- [What you will do] Count the lines that hold the string "name". Reply with the number alone.

Entries from a dataset:
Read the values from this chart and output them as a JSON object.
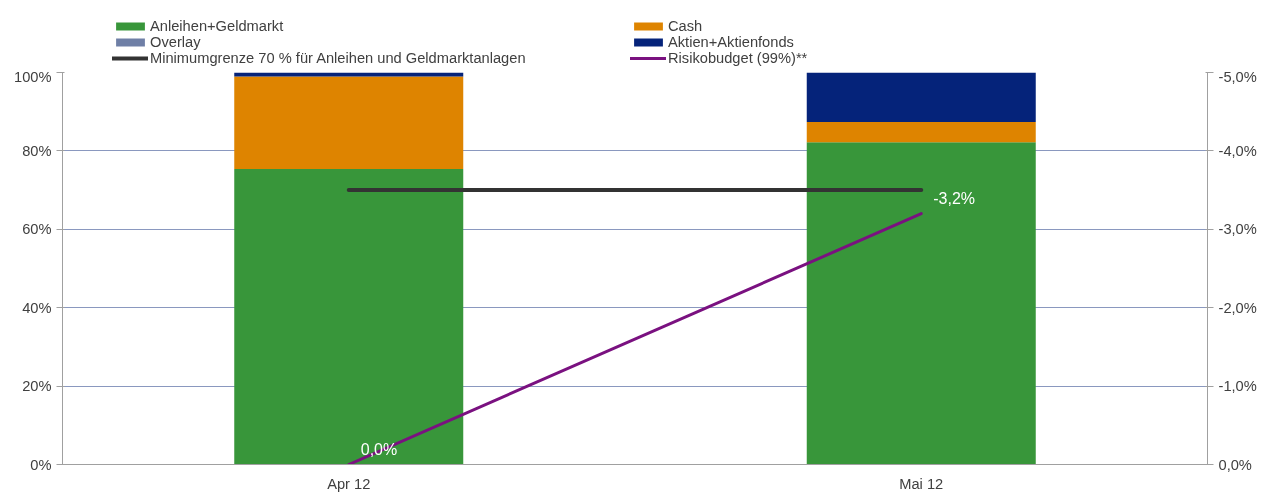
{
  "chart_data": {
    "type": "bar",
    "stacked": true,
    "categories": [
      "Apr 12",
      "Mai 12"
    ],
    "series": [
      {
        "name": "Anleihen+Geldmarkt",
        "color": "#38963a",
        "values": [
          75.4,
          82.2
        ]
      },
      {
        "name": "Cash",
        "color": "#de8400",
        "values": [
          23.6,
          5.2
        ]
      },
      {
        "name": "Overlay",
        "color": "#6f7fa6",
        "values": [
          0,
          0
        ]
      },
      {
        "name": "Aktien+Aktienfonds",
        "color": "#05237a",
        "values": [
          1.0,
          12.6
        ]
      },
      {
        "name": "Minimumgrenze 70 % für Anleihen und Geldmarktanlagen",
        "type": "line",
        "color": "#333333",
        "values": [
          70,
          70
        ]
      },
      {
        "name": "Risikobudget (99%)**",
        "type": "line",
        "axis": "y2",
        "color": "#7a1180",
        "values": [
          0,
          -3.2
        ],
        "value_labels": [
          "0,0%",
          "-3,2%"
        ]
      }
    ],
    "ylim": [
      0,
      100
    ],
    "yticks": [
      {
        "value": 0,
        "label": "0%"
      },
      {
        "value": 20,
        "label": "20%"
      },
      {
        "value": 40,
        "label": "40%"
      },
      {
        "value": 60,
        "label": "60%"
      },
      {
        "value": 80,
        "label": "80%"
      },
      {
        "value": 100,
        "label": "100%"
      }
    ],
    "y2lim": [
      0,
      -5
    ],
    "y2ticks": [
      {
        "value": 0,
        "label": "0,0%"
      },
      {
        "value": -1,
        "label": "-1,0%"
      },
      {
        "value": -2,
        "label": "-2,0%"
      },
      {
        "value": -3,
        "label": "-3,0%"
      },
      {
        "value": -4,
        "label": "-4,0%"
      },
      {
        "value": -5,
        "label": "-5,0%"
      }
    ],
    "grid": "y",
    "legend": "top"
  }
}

...

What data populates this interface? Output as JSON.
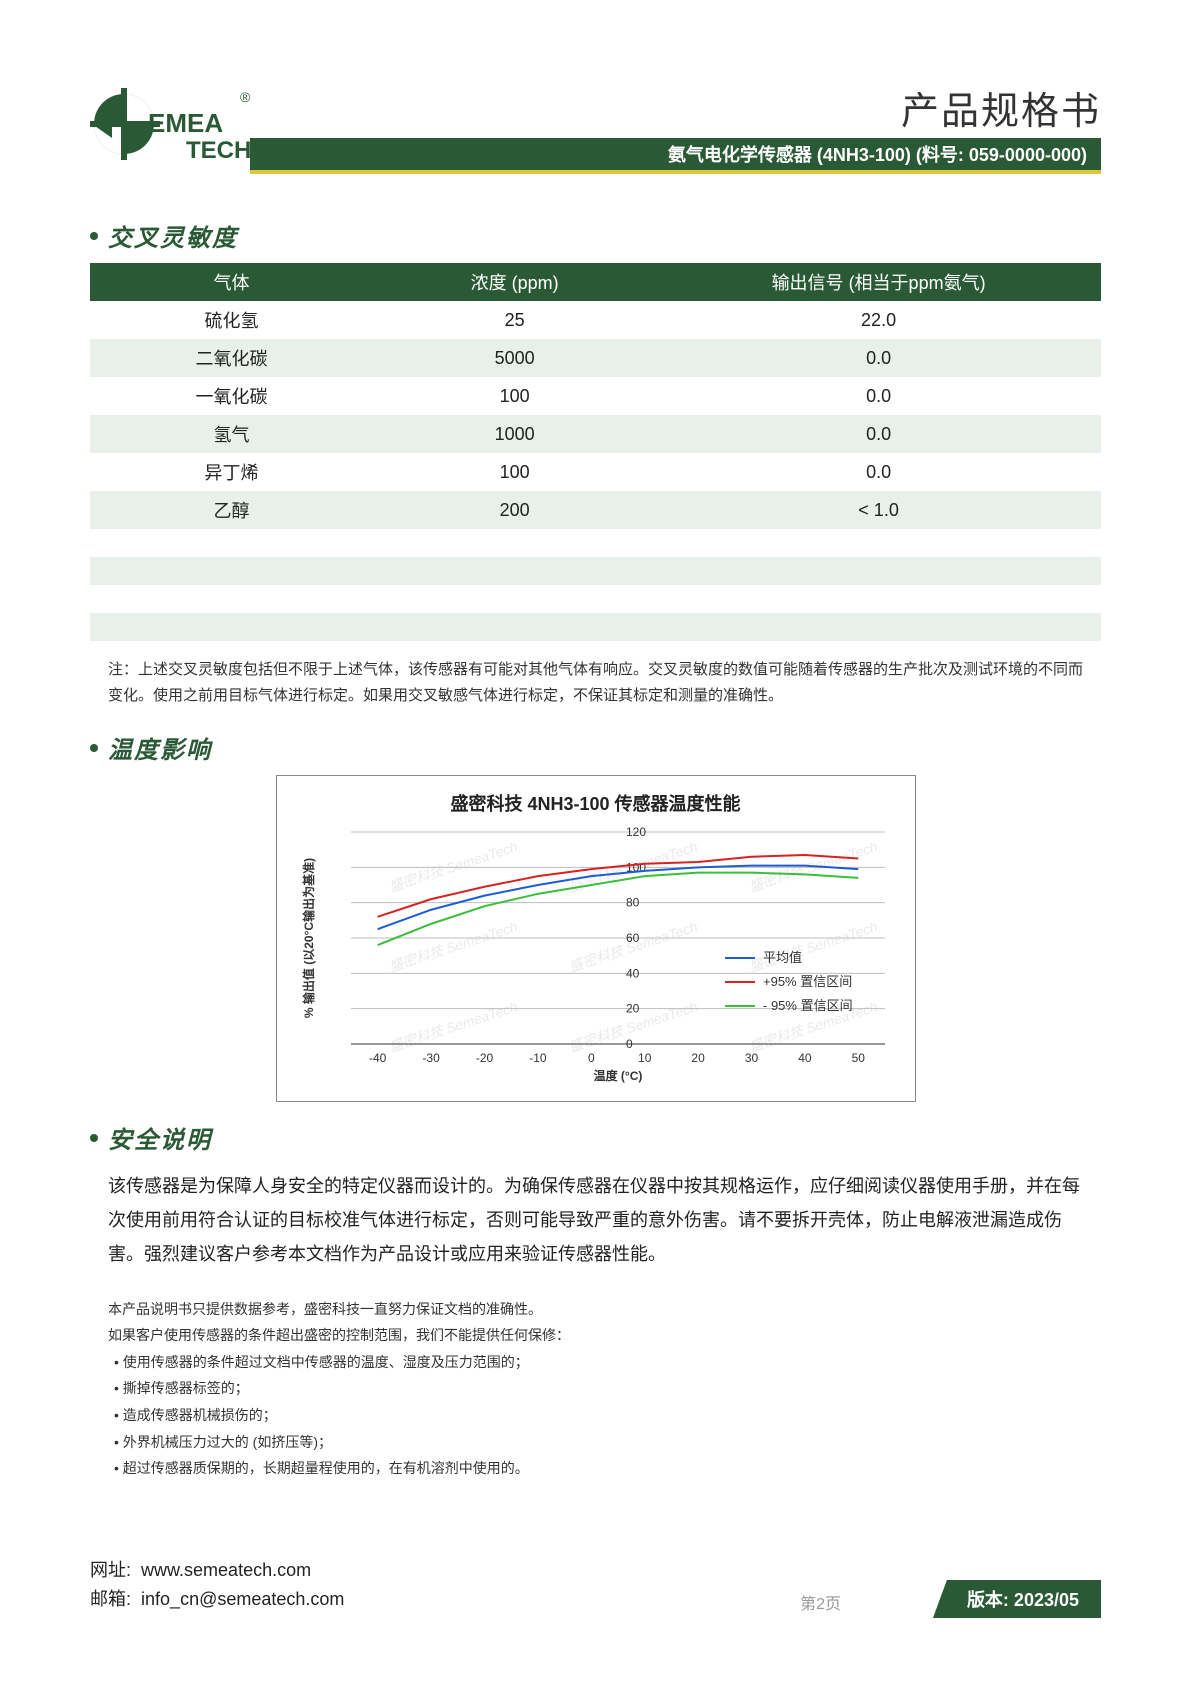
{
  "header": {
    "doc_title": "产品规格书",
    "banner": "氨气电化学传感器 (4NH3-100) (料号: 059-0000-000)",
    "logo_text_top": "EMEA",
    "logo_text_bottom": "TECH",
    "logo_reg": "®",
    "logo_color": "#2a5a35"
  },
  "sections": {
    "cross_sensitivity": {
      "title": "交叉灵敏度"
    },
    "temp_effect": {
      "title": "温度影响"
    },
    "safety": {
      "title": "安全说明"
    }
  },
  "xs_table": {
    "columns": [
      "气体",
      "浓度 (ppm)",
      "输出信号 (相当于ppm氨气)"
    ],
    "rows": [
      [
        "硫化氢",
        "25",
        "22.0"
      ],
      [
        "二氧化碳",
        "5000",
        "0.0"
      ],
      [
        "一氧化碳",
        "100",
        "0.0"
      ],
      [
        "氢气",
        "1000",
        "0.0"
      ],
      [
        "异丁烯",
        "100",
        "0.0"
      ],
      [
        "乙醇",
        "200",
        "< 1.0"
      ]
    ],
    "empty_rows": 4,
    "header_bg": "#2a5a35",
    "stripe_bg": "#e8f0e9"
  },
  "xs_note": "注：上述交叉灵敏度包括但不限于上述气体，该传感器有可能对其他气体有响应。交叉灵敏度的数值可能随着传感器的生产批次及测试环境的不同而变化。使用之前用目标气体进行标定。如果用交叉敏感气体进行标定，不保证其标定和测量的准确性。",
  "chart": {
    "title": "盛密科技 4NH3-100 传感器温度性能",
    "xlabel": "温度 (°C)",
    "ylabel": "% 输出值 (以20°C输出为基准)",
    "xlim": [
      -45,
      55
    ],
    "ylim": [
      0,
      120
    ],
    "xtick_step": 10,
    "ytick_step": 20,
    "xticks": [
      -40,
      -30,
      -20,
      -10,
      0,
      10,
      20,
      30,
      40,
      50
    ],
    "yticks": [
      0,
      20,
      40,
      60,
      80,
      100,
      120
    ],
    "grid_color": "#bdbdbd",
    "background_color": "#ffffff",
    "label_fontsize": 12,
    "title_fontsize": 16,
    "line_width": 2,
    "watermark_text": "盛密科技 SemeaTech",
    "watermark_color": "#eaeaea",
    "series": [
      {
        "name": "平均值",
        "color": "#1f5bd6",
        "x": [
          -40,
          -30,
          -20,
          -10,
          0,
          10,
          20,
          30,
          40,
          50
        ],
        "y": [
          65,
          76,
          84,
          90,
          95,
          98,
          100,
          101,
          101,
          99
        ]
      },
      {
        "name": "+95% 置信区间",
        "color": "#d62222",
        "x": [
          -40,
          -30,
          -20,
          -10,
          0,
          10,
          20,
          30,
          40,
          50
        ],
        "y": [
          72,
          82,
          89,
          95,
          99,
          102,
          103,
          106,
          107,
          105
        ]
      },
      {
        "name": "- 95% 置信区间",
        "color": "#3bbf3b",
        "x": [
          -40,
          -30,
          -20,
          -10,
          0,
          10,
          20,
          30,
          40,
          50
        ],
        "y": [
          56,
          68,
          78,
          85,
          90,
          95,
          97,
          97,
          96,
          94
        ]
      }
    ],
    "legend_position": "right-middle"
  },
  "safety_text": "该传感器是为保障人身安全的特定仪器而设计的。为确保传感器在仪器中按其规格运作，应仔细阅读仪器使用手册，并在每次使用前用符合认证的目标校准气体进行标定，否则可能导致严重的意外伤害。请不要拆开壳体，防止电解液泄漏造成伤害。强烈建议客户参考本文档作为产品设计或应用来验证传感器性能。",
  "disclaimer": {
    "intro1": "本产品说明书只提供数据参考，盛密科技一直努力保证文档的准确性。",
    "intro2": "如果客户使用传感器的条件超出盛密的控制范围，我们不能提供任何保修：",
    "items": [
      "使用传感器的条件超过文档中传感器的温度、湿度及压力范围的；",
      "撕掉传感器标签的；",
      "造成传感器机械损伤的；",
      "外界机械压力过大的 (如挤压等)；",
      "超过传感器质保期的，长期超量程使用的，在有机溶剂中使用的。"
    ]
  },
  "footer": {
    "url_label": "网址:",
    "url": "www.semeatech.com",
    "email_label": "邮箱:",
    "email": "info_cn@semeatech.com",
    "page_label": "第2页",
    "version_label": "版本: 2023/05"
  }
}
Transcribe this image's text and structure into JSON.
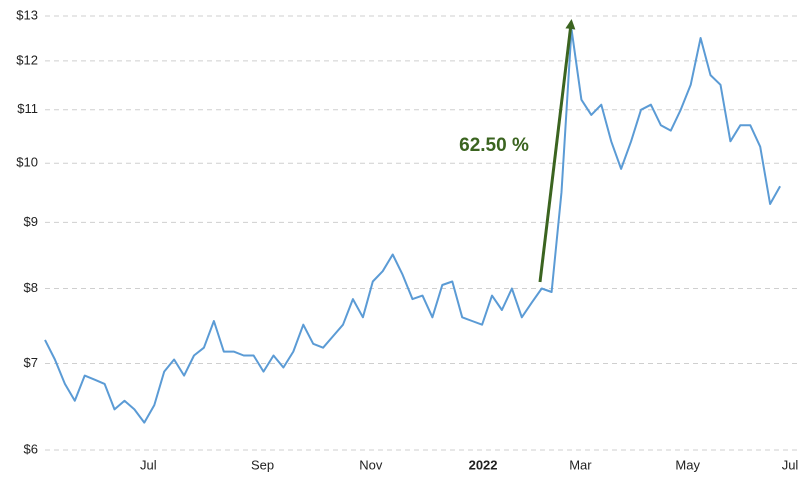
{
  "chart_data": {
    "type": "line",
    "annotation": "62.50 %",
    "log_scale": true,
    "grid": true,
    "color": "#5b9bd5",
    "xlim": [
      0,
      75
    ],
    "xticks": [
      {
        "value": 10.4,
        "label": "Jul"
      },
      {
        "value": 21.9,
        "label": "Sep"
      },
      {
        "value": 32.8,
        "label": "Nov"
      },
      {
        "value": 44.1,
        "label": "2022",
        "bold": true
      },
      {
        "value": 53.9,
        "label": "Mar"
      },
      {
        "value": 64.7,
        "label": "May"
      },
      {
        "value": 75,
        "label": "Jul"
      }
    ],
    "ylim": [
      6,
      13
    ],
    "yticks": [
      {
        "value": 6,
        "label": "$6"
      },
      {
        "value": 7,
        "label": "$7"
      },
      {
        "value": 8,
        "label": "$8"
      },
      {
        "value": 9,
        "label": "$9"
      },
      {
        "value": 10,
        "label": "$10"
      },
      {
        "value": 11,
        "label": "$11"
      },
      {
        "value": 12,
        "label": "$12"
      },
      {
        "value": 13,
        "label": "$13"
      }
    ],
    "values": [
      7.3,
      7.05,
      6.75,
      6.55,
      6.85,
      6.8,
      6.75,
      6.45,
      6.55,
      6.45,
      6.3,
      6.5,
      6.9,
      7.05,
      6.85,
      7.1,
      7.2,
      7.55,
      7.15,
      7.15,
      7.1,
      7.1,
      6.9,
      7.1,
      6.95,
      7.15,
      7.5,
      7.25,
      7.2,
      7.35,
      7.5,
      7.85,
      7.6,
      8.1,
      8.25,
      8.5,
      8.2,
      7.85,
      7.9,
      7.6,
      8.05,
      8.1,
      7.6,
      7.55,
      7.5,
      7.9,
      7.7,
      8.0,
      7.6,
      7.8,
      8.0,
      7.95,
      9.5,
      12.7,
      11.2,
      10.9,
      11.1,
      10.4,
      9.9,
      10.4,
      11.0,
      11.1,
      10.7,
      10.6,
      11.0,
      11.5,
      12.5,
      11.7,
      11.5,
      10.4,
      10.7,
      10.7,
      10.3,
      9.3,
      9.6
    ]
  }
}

- [Task answer] 9